**STORED DATA**.
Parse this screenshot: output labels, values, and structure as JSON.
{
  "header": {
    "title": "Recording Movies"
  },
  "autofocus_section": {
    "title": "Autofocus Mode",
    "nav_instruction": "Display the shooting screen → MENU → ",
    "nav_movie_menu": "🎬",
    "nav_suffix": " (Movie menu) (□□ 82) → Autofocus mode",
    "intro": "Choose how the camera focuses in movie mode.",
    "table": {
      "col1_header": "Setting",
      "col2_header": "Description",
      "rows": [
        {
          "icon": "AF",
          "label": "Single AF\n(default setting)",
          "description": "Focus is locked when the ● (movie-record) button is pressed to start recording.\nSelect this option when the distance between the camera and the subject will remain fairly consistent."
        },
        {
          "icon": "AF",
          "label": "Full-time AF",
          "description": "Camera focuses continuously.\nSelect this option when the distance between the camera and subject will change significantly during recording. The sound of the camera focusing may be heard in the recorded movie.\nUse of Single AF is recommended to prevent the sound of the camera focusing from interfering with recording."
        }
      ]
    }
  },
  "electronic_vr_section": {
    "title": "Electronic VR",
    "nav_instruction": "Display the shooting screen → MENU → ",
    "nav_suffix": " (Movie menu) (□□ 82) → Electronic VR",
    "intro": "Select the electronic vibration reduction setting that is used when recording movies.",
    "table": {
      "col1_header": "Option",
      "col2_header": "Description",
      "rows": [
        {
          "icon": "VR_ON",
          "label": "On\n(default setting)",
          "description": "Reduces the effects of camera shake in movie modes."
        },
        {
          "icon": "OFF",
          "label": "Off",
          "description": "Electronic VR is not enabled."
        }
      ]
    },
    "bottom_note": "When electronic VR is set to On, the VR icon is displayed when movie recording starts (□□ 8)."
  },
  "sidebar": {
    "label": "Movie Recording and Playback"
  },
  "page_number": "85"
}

**WHAT TO WORK ON**.
In the entries above, locate every line with the word "will" and copy it.

**SOLUTION TO THIS TASK**.
          "description": "Focus is locked when the ● (movie-record) button is pressed to start recording.\nSelect this option when the distance between the camera and the subject will remain fairly consistent."
          "description": "Camera focuses continuously.\nSelect this option when the distance between the camera and subject will change significantly during recording. The sound of the camera focusing may be heard in the recorded movie.\nUse of Single AF is recommended to prevent the sound of the camera focusing from interfering with recording."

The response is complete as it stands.